▸ TASK TO CARRY OUT
From the entries below, work out how many lines contain the string "Docking"; answer with the number alone.

____ RECORDS FOR THIS TASK

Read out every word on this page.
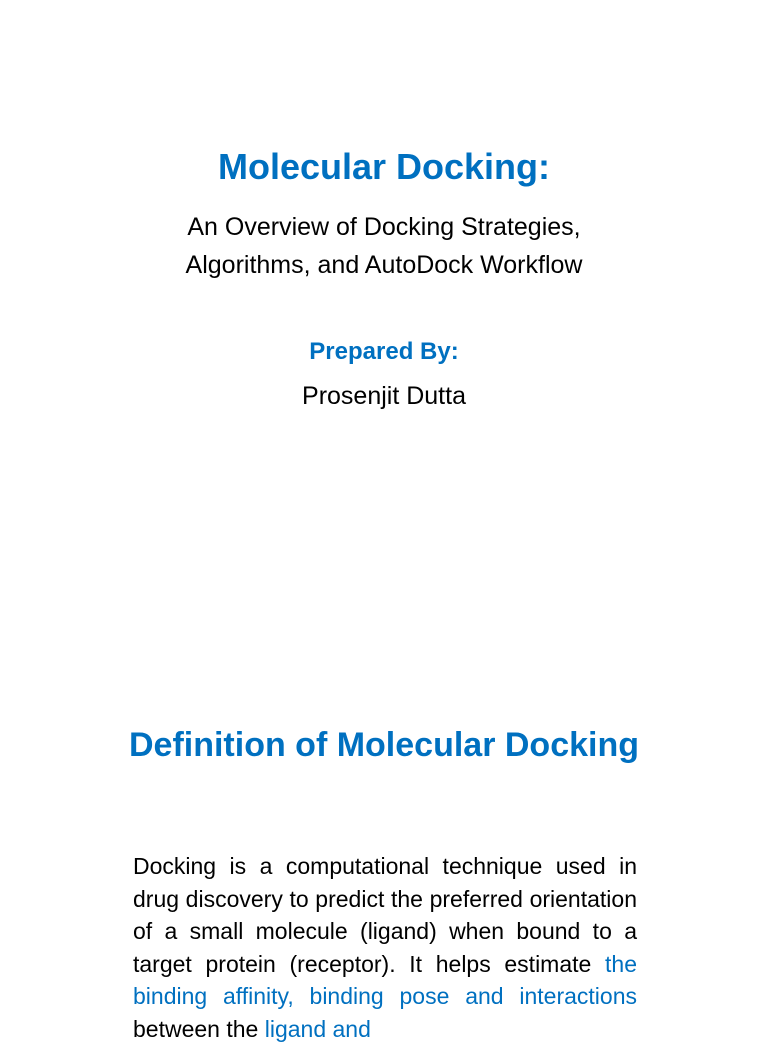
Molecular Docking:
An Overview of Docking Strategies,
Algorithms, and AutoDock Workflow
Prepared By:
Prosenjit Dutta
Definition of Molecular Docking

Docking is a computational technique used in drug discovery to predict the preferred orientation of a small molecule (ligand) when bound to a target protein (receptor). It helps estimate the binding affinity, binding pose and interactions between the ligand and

________

▸ EXERCISE SOLUTION
4